Material shown:
※

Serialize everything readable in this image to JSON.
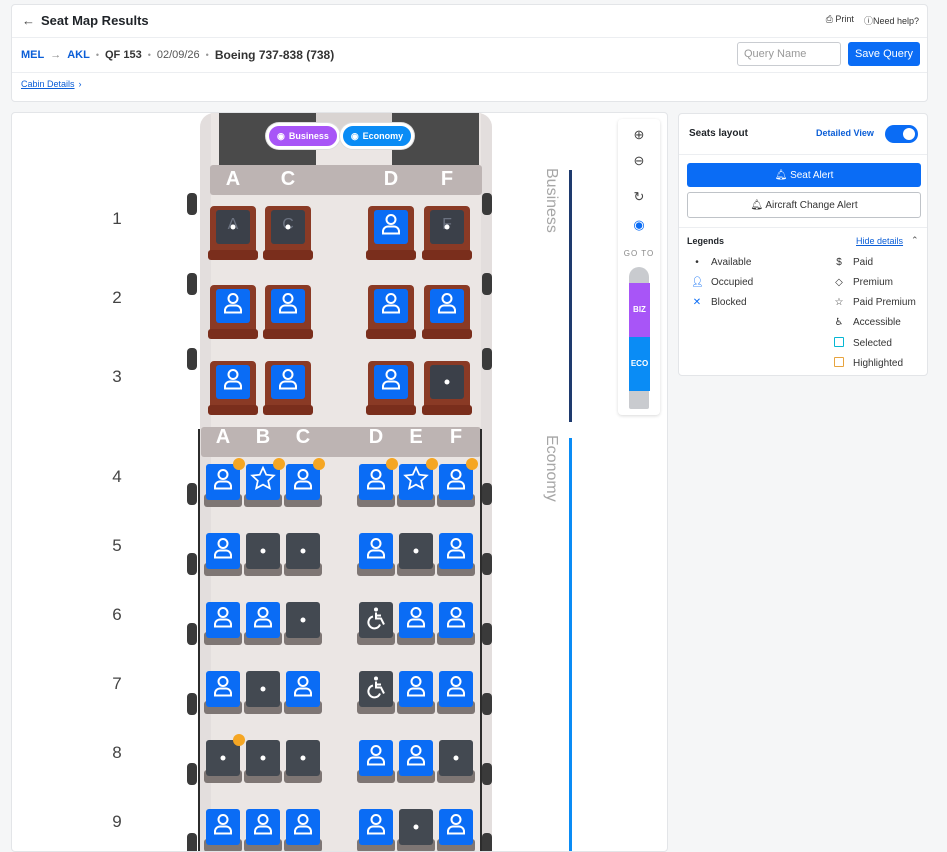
{
  "header": {
    "back_icon": "arrow-left-icon",
    "title": "Seat Map Results",
    "print": "Print",
    "help": "Need help?"
  },
  "route": {
    "origin": "MEL",
    "destination": "AKL",
    "flight": "QF 153",
    "date": "02/09/26",
    "aircraft": "Boeing 737-838 (738)"
  },
  "query": {
    "placeholder": "Query Name",
    "save": "Save Query"
  },
  "cabin_details": "Cabin Details",
  "cabins": {
    "business": "Business",
    "economy": "Economy",
    "biz_color": "#a855f7",
    "eco_color": "#0a6cf5"
  },
  "business_cols": [
    "A",
    "C",
    "D",
    "F"
  ],
  "economy_cols": [
    "A",
    "B",
    "C",
    "D",
    "E",
    "F"
  ],
  "rows": [
    "1",
    "2",
    "3",
    "4",
    "5",
    "6",
    "7",
    "8",
    "9"
  ],
  "section_labels": {
    "business": "Business",
    "economy": "Economy"
  },
  "seats_business": [
    {
      "row": "1",
      "seats": [
        {
          "col": "A",
          "state": "available",
          "label": "A"
        },
        {
          "col": "C",
          "state": "available",
          "label": "C"
        },
        {
          "col": "D",
          "state": "occupied"
        },
        {
          "col": "F",
          "state": "available",
          "label": "F"
        }
      ]
    },
    {
      "row": "2",
      "seats": [
        {
          "col": "A",
          "state": "occupied"
        },
        {
          "col": "C",
          "state": "occupied"
        },
        {
          "col": "D",
          "state": "occupied"
        },
        {
          "col": "F",
          "state": "occupied"
        }
      ]
    },
    {
      "row": "3",
      "seats": [
        {
          "col": "A",
          "state": "occupied"
        },
        {
          "col": "C",
          "state": "occupied"
        },
        {
          "col": "D",
          "state": "occupied"
        },
        {
          "col": "F",
          "state": "available"
        }
      ]
    }
  ],
  "seats_economy": [
    {
      "row": "4",
      "seats": [
        "occupied",
        "premium",
        "occupied",
        "occupied",
        "premium",
        "occupied"
      ],
      "highlight": [
        true,
        true,
        true,
        true,
        true,
        true
      ]
    },
    {
      "row": "5",
      "seats": [
        "occupied",
        "available",
        "available",
        "occupied",
        "available",
        "occupied"
      ],
      "highlight": [
        false,
        false,
        false,
        false,
        false,
        false
      ]
    },
    {
      "row": "6",
      "seats": [
        "occupied",
        "occupied",
        "available",
        "accessible",
        "occupied",
        "occupied"
      ],
      "highlight": [
        false,
        false,
        false,
        false,
        false,
        false
      ]
    },
    {
      "row": "7",
      "seats": [
        "occupied",
        "available",
        "occupied",
        "accessible",
        "occupied",
        "occupied"
      ],
      "highlight": [
        false,
        false,
        false,
        false,
        false,
        false
      ]
    },
    {
      "row": "8",
      "seats": [
        "available",
        "available",
        "available",
        "occupied",
        "occupied",
        "available"
      ],
      "highlight": [
        true,
        false,
        false,
        false,
        false,
        false
      ]
    },
    {
      "row": "9",
      "seats": [
        "occupied",
        "occupied",
        "occupied",
        "occupied",
        "available",
        "occupied"
      ],
      "highlight": [
        false,
        false,
        false,
        false,
        false,
        false
      ]
    }
  ],
  "map_controls": {
    "zoom_in": "zoom-in-icon",
    "zoom_out": "zoom-out-icon",
    "reset": "reset-icon",
    "view": "eye-icon",
    "goto": "GO TO",
    "biz": "BIZ",
    "eco": "ECO"
  },
  "panel": {
    "title": "Seats layout",
    "detailed": "Detailed View",
    "toggle_on": true,
    "seat_alert": "Seat Alert",
    "aircraft_alert": "Aircraft Change Alert",
    "legends_title": "Legends",
    "hide": "Hide details",
    "legends_left": [
      {
        "icon": "dot-icon",
        "label": "Available"
      },
      {
        "icon": "person-icon",
        "label": "Occupied"
      },
      {
        "icon": "x-icon",
        "label": "Blocked"
      }
    ],
    "legends_right": [
      {
        "icon": "dollar-icon",
        "label": "Paid"
      },
      {
        "icon": "diamond-icon",
        "label": "Premium"
      },
      {
        "icon": "star-icon",
        "label": "Paid Premium"
      },
      {
        "icon": "accessible-icon",
        "label": "Accessible"
      },
      {
        "icon": "selected-square-icon",
        "label": "Selected",
        "color": "#06b6d4"
      },
      {
        "icon": "highlighted-square-icon",
        "label": "Highlighted",
        "color": "#e8a33d"
      }
    ]
  }
}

※

Transcribe the full listing character for character. Pictures are excluded.

Written reply:
Serialize everything readable in this image to JSON.
{
  "header": {
    "back_icon": "arrow-left-icon",
    "title": "Seat Map Results",
    "print": "Print",
    "help": "Need help?"
  },
  "route": {
    "origin": "MEL",
    "destination": "AKL",
    "flight": "QF 153",
    "date": "02/09/26",
    "aircraft": "Boeing 737-838 (738)"
  },
  "query": {
    "placeholder": "Query Name",
    "save": "Save Query"
  },
  "cabin_details": "Cabin Details",
  "cabins": {
    "business": "Business",
    "economy": "Economy",
    "biz_color": "#a855f7",
    "eco_color": "#0a6cf5"
  },
  "business_cols": [
    "A",
    "C",
    "D",
    "F"
  ],
  "economy_cols": [
    "A",
    "B",
    "C",
    "D",
    "E",
    "F"
  ],
  "rows": [
    "1",
    "2",
    "3",
    "4",
    "5",
    "6",
    "7",
    "8",
    "9"
  ],
  "section_labels": {
    "business": "Business",
    "economy": "Economy"
  },
  "seats_business": [
    {
      "row": "1",
      "seats": [
        {
          "col": "A",
          "state": "available",
          "label": "A"
        },
        {
          "col": "C",
          "state": "available",
          "label": "C"
        },
        {
          "col": "D",
          "state": "occupied"
        },
        {
          "col": "F",
          "state": "available",
          "label": "F"
        }
      ]
    },
    {
      "row": "2",
      "seats": [
        {
          "col": "A",
          "state": "occupied"
        },
        {
          "col": "C",
          "state": "occupied"
        },
        {
          "col": "D",
          "state": "occupied"
        },
        {
          "col": "F",
          "state": "occupied"
        }
      ]
    },
    {
      "row": "3",
      "seats": [
        {
          "col": "A",
          "state": "occupied"
        },
        {
          "col": "C",
          "state": "occupied"
        },
        {
          "col": "D",
          "state": "occupied"
        },
        {
          "col": "F",
          "state": "available"
        }
      ]
    }
  ],
  "seats_economy": [
    {
      "row": "4",
      "seats": [
        "occupied",
        "premium",
        "occupied",
        "occupied",
        "premium",
        "occupied"
      ],
      "highlight": [
        true,
        true,
        true,
        true,
        true,
        true
      ]
    },
    {
      "row": "5",
      "seats": [
        "occupied",
        "available",
        "available",
        "occupied",
        "available",
        "occupied"
      ],
      "highlight": [
        false,
        false,
        false,
        false,
        false,
        false
      ]
    },
    {
      "row": "6",
      "seats": [
        "occupied",
        "occupied",
        "available",
        "accessible",
        "occupied",
        "occupied"
      ],
      "highlight": [
        false,
        false,
        false,
        false,
        false,
        false
      ]
    },
    {
      "row": "7",
      "seats": [
        "occupied",
        "available",
        "occupied",
        "accessible",
        "occupied",
        "occupied"
      ],
      "highlight": [
        false,
        false,
        false,
        false,
        false,
        false
      ]
    },
    {
      "row": "8",
      "seats": [
        "available",
        "available",
        "available",
        "occupied",
        "occupied",
        "available"
      ],
      "highlight": [
        true,
        false,
        false,
        false,
        false,
        false
      ]
    },
    {
      "row": "9",
      "seats": [
        "occupied",
        "occupied",
        "occupied",
        "occupied",
        "available",
        "occupied"
      ],
      "highlight": [
        false,
        false,
        false,
        false,
        false,
        false
      ]
    }
  ],
  "map_controls": {
    "zoom_in": "zoom-in-icon",
    "zoom_out": "zoom-out-icon",
    "reset": "reset-icon",
    "view": "eye-icon",
    "goto": "GO TO",
    "biz": "BIZ",
    "eco": "ECO"
  },
  "panel": {
    "title": "Seats layout",
    "detailed": "Detailed View",
    "toggle_on": true,
    "seat_alert": "Seat Alert",
    "aircraft_alert": "Aircraft Change Alert",
    "legends_title": "Legends",
    "hide": "Hide details",
    "legends_left": [
      {
        "icon": "dot-icon",
        "label": "Available"
      },
      {
        "icon": "person-icon",
        "label": "Occupied"
      },
      {
        "icon": "x-icon",
        "label": "Blocked"
      }
    ],
    "legends_right": [
      {
        "icon": "dollar-icon",
        "label": "Paid"
      },
      {
        "icon": "diamond-icon",
        "label": "Premium"
      },
      {
        "icon": "star-icon",
        "label": "Paid Premium"
      },
      {
        "icon": "accessible-icon",
        "label": "Accessible"
      },
      {
        "icon": "selected-square-icon",
        "label": "Selected",
        "color": "#06b6d4"
      },
      {
        "icon": "highlighted-square-icon",
        "label": "Highlighted",
        "color": "#e8a33d"
      }
    ]
  }
}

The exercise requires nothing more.